[Entries taken from a collection]

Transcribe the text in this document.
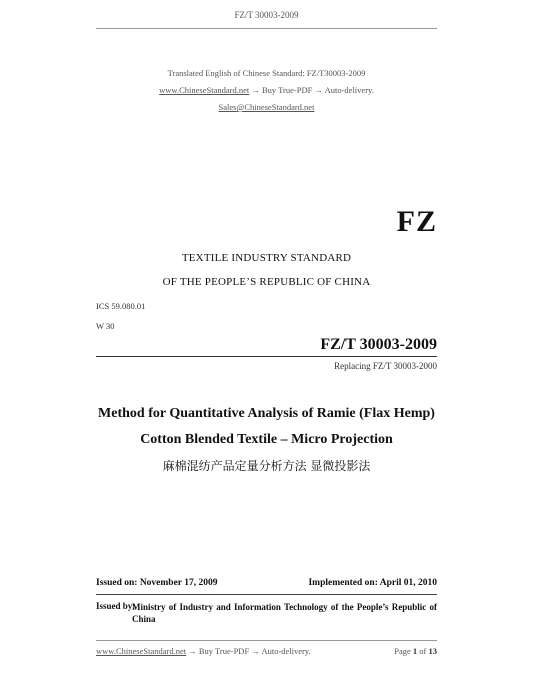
FZ/T 30003-2009
Translated English of Chinese Standard: FZ/T30003-2009
www.ChineseStandard.net → Buy True-PDF → Auto-delivery.
Sales@ChineseStandard.net
FZ
TEXTILE INDUSTRY STANDARD
OF THE PEOPLE’S REPUBLIC OF CHINA
ICS 59.080.01
W 30
FZ/T 30003-2009
Replacing FZ/T 30003-2000
Method for Quantitative Analysis of Ramie (Flax Hemp)
Cotton Blended Textile – Micro Projection
麻棉混纺产品定量分析方法 显微投影法
Issued on: November 17, 2009	Implemented on: April 01, 2010
Issued by:
Ministry of Industry and Information Technology of the People’s Republic of China
www.ChineseStandard.net → Buy True-PDF → Auto-delivery.	Page 1 of 13
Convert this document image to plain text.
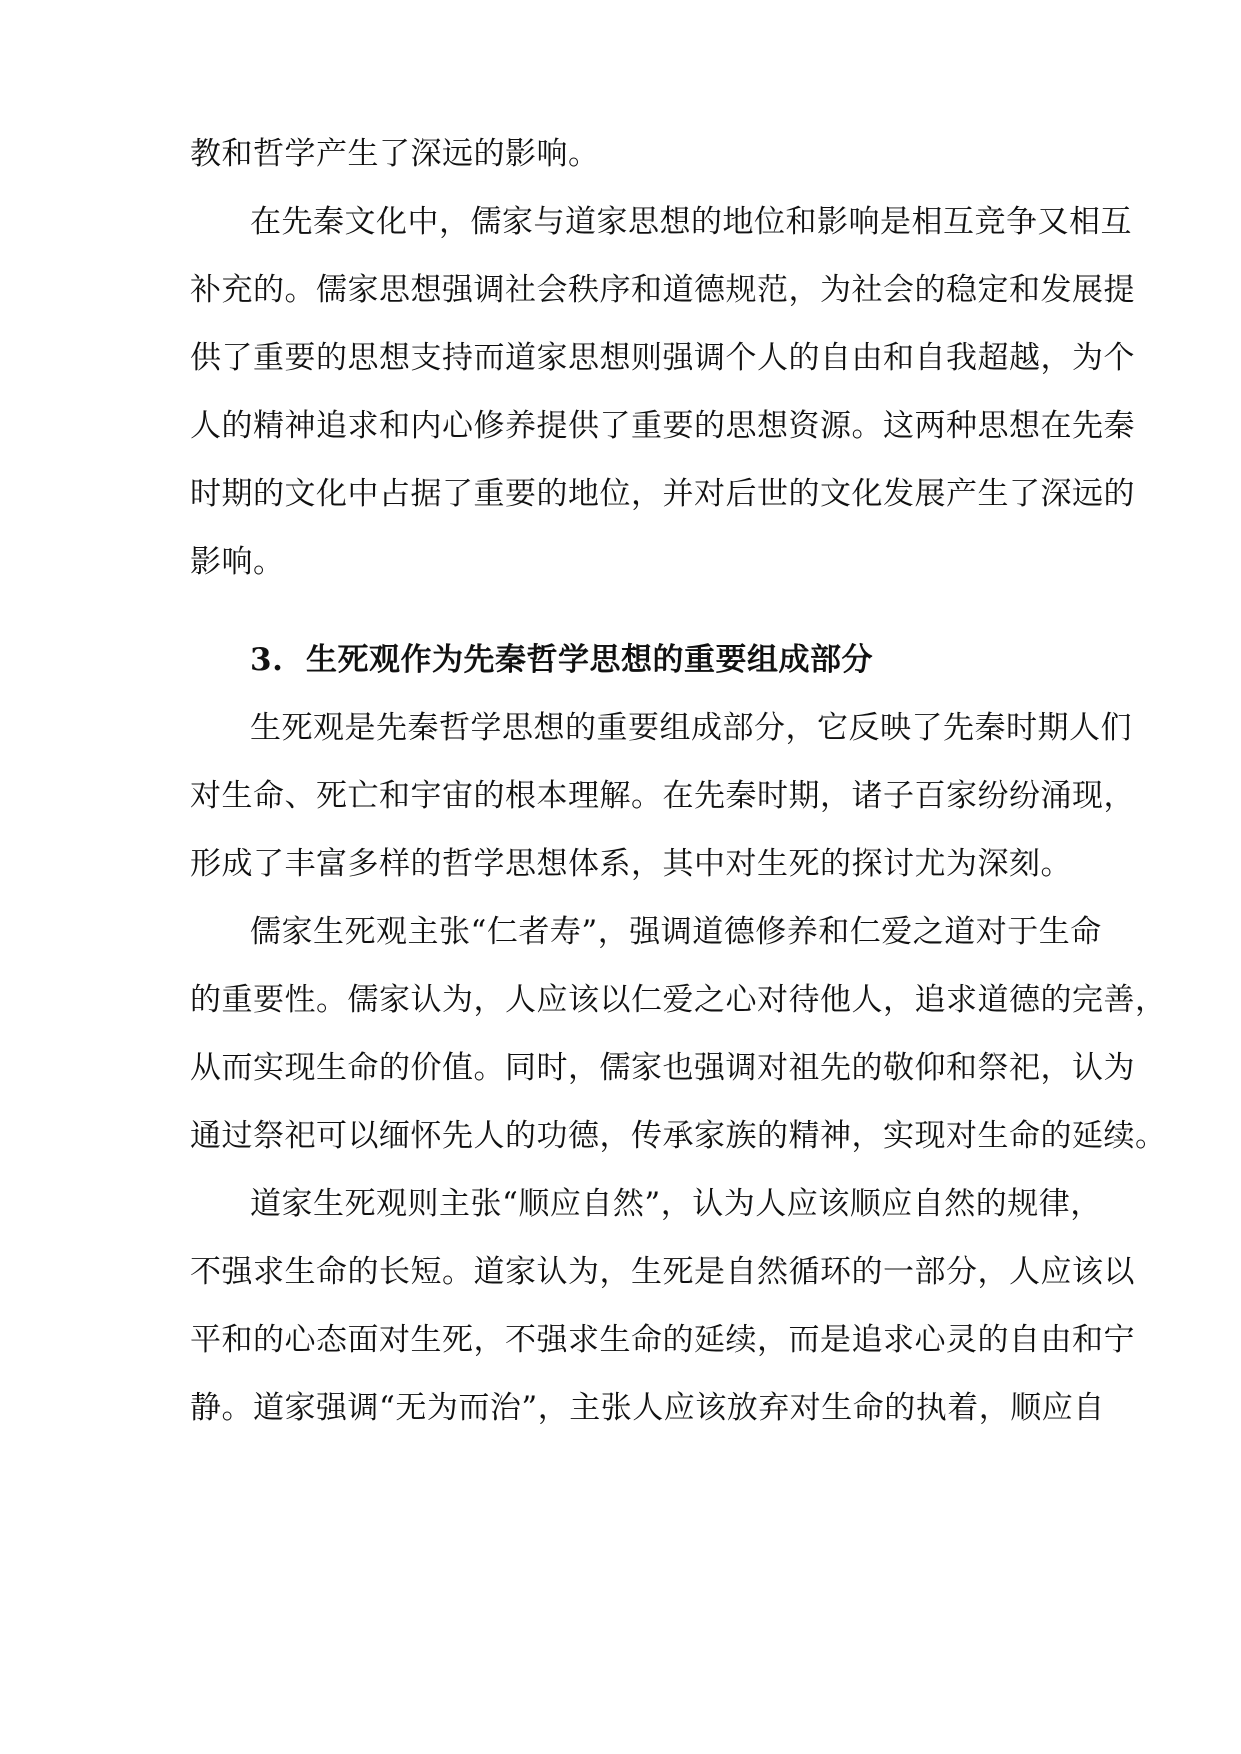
教和哲学产生了深远的影响。
在先秦文化中，儒家与道家思想的地位和影响是相互竞争又相互
补充的。儒家思想强调社会秩序和道德规范，为社会的稳定和发展提
供了重要的思想支持而道家思想则强调个人的自由和自我超越，为个
人的精神追求和内心修养提供了重要的思想资源。这两种思想在先秦
时期的文化中占据了重要的地位，并对后世的文化发展产生了深远的
影响。
3.  生死观作为先秦哲学思想的重要组成部分
生死观是先秦哲学思想的重要组成部分，它反映了先秦时期人们
对生命、死亡和宇宙的根本理解。在先秦时期，诸子百家纷纷涌现，
形成了丰富多样的哲学思想体系，其中对生死的探讨尤为深刻。
儒家生死观主张“仁者寿”，强调道德修养和仁爱之道对于生命
的重要性。儒家认为，人应该以仁爱之心对待他人，追求道德的完善，
从而实现生命的价值。同时，儒家也强调对祖先的敬仰和祭祀，认为
通过祭祀可以缅怀先人的功德，传承家族的精神，实现对生命的延续。
道家生死观则主张“顺应自然”，认为人应该顺应自然的规律，
不强求生命的长短。道家认为，生死是自然循环的一部分，人应该以
平和的心态面对生死，不强求生命的延续，而是追求心灵的自由和宁
静。道家强调“无为而治”，主张人应该放弃对生命的执着，顺应自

THE EXERCISE
Reproduce each line exactly, please, except for any pictures.

COMPLETED EXERCISE
Transcribe the text in this document.
FZ/T 30003-2009
Translated English of Chinese Standard: FZ/T30003-2009
www.ChineseStandard.net → Buy True-PDF → Auto-delivery.
Sales@ChineseStandard.net
FZ
TEXTILE INDUSTRY STANDARD
OF THE PEOPLE’S REPUBLIC OF CHINA
ICS 59.080.01
W 30
FZ/T 30003-2009
Replacing FZ/T 30003-2000
Method for Quantitative Analysis of Ramie (Flax Hemp)
Cotton Blended Textile – Micro Projection
麻棉混纺产品定量分析方法 显微投影法
Issued on: November 17, 2009	Implemented on: April 01, 2010
Issued by:
Ministry of Industry and Information Technology of the People’s Republic of China
www.ChineseStandard.net → Buy True-PDF → Auto-delivery.	Page 1 of 13
Convert this document image to plain text.
教和哲学产生了深远的影响。
在先秦文化中，儒家与道家思想的地位和影响是相互竞争又相互
补充的。儒家思想强调社会秩序和道德规范，为社会的稳定和发展提
供了重要的思想支持而道家思想则强调个人的自由和自我超越，为个
人的精神追求和内心修养提供了重要的思想资源。这两种思想在先秦
时期的文化中占据了重要的地位，并对后世的文化发展产生了深远的
影响。
3.  生死观作为先秦哲学思想的重要组成部分
生死观是先秦哲学思想的重要组成部分，它反映了先秦时期人们
对生命、死亡和宇宙的根本理解。在先秦时期，诸子百家纷纷涌现，
形成了丰富多样的哲学思想体系，其中对生死的探讨尤为深刻。
儒家生死观主张“仁者寿”，强调道德修养和仁爱之道对于生命
的重要性。儒家认为，人应该以仁爱之心对待他人，追求道德的完善，
从而实现生命的价值。同时，儒家也强调对祖先的敬仰和祭祀，认为
通过祭祀可以缅怀先人的功德，传承家族的精神，实现对生命的延续。
道家生死观则主张“顺应自然”，认为人应该顺应自然的规律，
不强求生命的长短。道家认为，生死是自然循环的一部分，人应该以
平和的心态面对生死，不强求生命的延续，而是追求心灵的自由和宁
静。道家强调“无为而治”，主张人应该放弃对生命的执着，顺应自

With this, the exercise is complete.